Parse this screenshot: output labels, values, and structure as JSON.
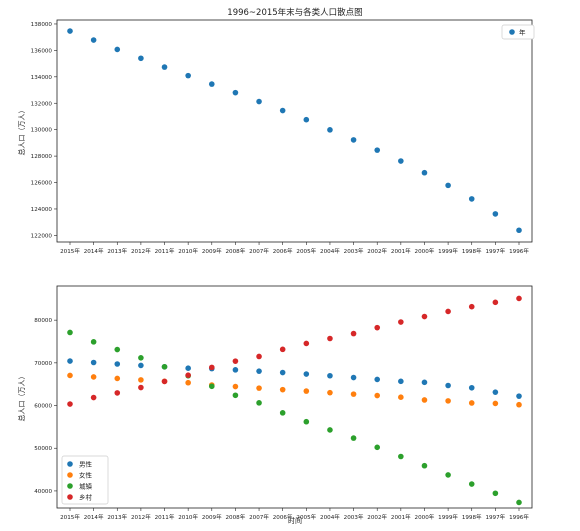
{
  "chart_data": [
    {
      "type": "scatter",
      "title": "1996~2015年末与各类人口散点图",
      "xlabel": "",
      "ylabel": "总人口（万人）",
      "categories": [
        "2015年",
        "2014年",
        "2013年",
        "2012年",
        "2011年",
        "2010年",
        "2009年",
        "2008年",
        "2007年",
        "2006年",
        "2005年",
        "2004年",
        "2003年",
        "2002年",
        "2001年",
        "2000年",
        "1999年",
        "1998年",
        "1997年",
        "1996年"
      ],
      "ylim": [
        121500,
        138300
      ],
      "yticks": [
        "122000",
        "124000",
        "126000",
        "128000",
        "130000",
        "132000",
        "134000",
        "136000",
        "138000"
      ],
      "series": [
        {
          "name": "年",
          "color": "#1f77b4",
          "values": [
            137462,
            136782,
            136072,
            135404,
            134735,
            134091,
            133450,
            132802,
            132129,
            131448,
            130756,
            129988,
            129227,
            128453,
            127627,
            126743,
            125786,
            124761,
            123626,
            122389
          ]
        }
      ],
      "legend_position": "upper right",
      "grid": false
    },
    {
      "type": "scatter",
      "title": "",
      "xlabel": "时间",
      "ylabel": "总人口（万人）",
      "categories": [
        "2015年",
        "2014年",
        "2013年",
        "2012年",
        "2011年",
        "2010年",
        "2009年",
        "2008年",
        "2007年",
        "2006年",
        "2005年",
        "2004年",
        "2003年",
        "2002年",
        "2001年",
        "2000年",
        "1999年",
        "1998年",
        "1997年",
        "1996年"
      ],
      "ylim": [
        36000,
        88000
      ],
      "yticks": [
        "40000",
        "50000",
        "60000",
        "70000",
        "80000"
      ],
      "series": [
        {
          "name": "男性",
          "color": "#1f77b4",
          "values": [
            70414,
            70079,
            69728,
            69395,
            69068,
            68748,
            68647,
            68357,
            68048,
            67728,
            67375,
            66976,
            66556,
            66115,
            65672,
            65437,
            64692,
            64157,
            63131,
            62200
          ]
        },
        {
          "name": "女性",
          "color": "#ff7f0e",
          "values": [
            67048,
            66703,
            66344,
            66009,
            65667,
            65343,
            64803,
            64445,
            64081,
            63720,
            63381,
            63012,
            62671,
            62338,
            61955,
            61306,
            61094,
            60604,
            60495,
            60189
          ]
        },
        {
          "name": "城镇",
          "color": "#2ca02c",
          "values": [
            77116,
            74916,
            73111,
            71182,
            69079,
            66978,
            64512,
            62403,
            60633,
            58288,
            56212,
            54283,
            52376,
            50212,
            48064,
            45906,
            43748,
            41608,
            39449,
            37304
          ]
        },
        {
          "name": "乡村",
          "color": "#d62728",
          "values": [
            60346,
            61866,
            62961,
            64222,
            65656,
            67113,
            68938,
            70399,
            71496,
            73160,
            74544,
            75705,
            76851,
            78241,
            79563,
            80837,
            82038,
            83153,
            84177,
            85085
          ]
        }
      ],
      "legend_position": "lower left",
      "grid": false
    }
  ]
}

==

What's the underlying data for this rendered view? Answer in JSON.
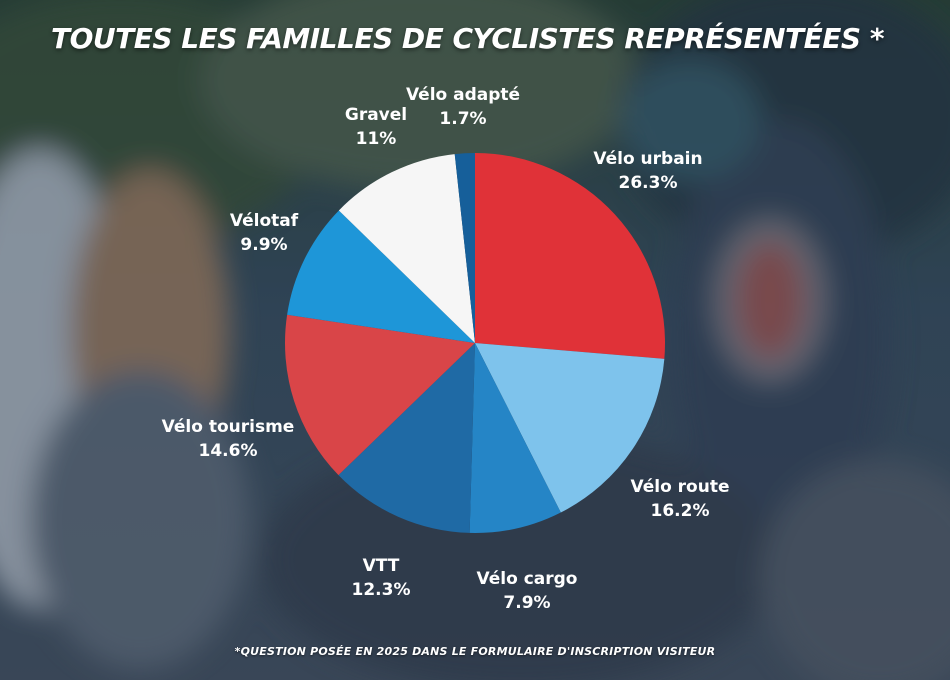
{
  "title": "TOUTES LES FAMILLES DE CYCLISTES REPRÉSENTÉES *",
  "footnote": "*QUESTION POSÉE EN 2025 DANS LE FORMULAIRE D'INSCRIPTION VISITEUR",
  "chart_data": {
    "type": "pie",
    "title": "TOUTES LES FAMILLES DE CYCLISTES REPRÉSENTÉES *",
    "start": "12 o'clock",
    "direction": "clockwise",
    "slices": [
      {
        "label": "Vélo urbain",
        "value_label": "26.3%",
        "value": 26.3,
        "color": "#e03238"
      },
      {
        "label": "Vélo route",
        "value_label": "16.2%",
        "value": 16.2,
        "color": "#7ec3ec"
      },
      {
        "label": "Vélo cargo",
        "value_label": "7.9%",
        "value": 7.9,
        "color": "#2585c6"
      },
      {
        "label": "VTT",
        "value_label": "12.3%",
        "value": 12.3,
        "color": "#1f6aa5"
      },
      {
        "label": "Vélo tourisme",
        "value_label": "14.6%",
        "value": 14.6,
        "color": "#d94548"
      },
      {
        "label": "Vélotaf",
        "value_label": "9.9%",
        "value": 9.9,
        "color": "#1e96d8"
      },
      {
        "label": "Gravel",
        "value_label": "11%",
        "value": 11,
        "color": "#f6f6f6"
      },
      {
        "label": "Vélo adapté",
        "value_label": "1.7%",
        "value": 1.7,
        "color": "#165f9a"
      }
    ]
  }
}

▶ _Written instruction_
Find how many lines hold the string "REPRÉSENTÉES", and state that number alone.

▶ _Answer to the task_
2